··· GIVEN DATA ···
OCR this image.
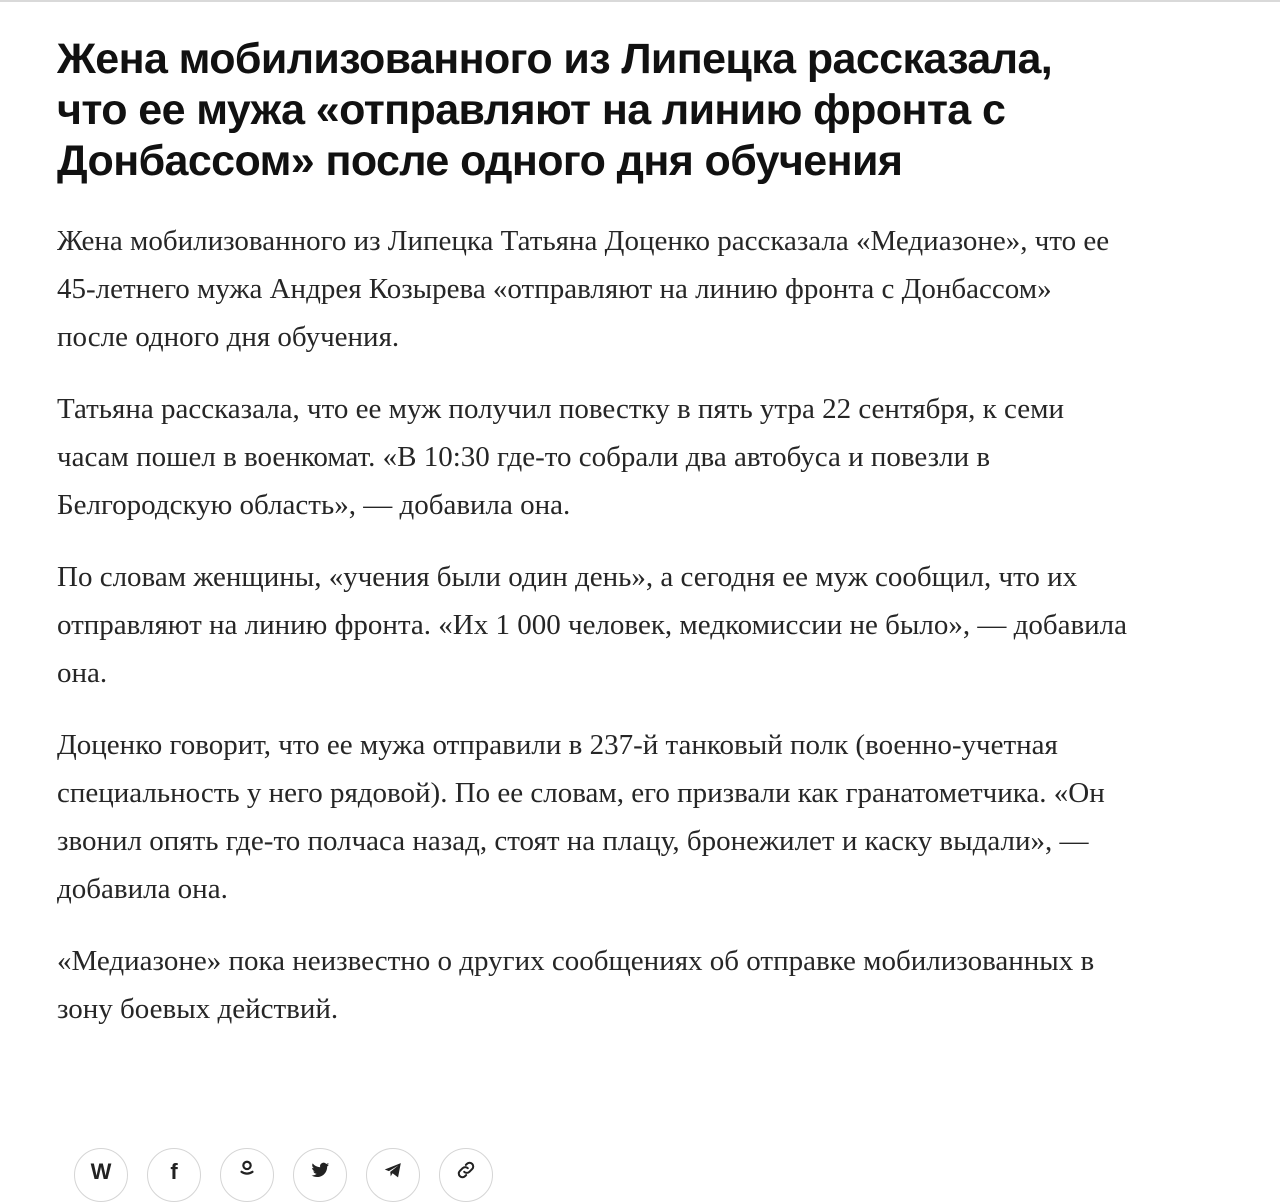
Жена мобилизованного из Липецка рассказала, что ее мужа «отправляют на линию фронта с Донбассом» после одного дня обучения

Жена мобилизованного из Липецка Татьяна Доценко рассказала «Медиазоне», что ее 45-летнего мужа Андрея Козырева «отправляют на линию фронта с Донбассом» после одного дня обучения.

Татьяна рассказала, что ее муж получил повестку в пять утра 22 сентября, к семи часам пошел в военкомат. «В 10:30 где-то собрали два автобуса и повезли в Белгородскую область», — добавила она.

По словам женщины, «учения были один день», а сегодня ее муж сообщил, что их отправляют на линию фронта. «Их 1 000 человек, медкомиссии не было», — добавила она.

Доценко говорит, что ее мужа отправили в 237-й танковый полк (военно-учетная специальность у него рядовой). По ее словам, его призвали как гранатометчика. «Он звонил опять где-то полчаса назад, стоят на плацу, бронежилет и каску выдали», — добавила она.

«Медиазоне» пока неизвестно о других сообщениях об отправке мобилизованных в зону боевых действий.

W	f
···
··· GIVEN DATA ···
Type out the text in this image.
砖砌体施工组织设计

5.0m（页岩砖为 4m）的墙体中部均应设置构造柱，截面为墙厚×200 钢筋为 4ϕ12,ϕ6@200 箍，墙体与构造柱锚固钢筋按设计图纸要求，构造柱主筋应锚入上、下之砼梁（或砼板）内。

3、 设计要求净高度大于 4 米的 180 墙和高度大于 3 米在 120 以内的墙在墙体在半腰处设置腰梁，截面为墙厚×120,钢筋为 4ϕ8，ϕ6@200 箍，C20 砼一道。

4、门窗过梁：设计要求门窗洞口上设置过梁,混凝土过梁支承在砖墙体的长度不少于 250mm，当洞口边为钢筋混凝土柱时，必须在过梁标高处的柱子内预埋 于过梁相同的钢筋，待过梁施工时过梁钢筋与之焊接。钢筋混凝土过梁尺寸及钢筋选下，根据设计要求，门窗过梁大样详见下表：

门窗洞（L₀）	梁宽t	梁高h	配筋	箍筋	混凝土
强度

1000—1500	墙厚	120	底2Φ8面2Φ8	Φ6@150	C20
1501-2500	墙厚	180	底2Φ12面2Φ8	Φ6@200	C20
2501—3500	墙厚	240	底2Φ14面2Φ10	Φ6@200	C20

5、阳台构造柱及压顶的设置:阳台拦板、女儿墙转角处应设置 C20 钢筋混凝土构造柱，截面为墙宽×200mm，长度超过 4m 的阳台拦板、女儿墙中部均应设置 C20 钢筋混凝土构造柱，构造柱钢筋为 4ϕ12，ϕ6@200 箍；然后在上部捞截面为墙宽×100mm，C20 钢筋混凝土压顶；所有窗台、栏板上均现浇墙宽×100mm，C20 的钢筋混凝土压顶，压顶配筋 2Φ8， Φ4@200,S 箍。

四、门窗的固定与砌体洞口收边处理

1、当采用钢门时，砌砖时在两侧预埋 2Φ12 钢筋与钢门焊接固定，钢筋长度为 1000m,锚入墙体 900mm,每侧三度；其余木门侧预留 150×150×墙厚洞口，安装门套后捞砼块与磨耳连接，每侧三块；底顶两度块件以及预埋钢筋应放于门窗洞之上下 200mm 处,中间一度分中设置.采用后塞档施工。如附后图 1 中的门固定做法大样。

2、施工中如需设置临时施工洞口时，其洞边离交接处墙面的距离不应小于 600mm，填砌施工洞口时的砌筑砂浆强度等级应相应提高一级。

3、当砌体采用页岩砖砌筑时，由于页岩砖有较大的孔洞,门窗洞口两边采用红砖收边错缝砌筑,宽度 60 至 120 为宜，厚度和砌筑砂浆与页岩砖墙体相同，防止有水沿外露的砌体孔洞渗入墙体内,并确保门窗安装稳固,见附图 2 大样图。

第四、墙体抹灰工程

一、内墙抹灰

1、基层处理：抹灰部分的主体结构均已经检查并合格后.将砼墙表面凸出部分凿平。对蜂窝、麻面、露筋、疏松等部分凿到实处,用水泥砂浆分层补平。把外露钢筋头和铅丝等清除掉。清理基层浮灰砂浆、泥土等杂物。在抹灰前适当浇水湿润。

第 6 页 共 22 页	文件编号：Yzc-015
···
··· GIVEN DATA ···
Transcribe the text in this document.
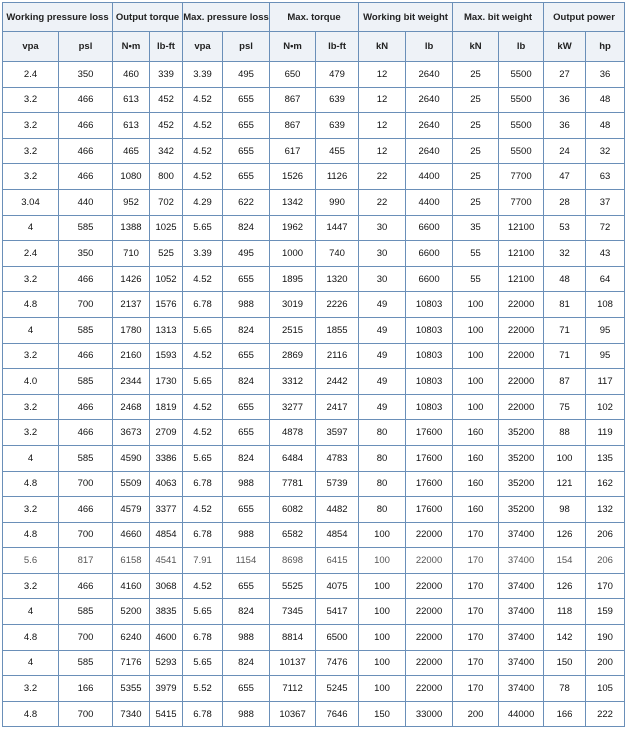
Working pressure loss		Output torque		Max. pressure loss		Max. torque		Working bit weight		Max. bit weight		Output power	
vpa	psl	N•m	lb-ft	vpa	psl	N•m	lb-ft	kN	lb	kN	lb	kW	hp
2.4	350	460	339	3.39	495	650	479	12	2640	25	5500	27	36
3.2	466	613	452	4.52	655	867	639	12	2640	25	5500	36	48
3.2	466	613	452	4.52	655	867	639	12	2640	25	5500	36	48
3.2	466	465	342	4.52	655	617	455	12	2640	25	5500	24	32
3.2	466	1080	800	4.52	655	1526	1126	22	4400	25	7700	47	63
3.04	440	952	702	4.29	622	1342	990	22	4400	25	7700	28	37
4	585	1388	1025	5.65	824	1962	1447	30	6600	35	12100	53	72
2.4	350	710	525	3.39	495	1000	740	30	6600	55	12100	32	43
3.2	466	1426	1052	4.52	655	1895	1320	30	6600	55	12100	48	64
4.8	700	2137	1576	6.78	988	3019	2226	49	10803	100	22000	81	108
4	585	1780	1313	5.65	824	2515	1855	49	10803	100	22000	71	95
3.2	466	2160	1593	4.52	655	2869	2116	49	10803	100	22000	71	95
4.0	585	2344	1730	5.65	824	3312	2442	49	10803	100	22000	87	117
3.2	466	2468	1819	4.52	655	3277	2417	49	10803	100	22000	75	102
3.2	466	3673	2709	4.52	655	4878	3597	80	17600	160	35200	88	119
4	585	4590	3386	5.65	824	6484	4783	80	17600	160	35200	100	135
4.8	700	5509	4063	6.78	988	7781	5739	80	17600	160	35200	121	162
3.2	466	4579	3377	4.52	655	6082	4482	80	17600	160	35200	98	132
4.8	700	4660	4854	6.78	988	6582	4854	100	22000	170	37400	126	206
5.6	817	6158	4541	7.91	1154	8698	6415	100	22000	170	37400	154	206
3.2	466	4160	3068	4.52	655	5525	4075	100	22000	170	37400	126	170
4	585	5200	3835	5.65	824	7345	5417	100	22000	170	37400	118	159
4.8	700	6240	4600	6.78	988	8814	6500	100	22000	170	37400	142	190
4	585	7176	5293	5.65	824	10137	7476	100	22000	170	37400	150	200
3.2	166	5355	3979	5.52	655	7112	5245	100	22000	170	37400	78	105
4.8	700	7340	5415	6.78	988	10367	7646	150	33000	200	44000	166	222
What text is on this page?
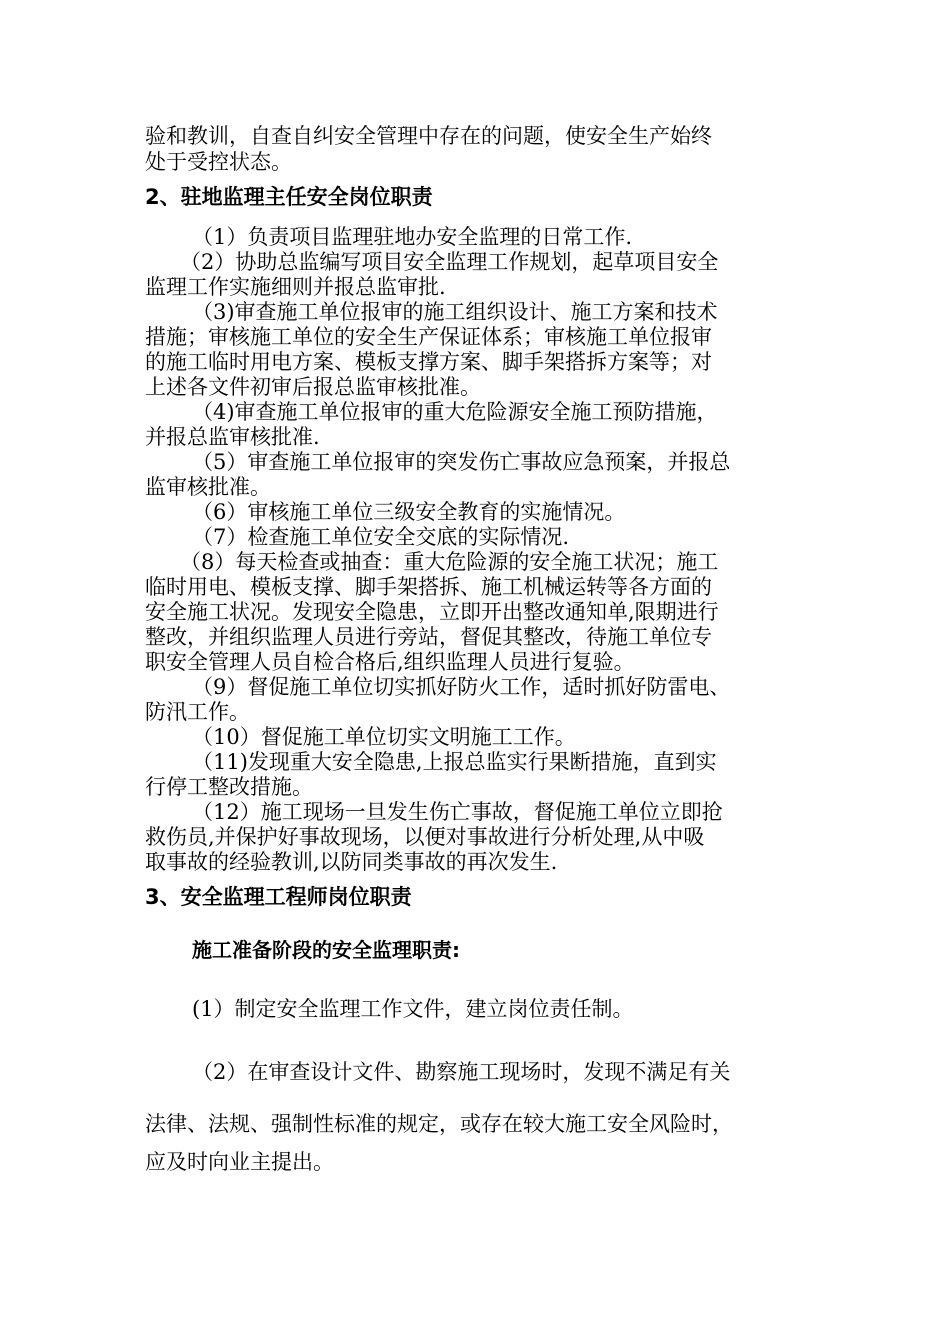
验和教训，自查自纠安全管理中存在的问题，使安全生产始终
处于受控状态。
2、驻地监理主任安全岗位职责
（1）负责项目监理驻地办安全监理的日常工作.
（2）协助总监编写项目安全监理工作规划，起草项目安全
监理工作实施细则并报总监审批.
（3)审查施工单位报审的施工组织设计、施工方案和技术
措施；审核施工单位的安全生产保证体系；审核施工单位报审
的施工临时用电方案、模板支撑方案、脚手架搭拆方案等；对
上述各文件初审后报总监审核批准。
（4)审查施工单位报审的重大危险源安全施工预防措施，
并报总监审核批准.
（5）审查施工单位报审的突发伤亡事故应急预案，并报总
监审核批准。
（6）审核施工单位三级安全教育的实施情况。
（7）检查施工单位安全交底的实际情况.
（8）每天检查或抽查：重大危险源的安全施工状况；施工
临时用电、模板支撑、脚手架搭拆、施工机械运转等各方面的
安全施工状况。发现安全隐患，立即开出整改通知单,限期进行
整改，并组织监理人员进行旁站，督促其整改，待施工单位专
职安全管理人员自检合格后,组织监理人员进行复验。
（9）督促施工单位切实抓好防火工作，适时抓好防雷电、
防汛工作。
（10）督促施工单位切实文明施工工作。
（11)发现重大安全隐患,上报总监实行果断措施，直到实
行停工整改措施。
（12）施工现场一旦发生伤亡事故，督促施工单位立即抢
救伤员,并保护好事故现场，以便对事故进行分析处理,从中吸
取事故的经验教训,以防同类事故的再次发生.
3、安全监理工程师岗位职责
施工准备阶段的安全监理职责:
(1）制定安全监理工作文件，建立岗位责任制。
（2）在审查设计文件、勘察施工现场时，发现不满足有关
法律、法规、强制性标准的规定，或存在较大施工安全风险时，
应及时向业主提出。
···
** WHAT IS NEEDED **
Among these entries, how many lines include the string "image"? Reply with the number by itself.

** SOLUTION TO THIS EXERCISE **
2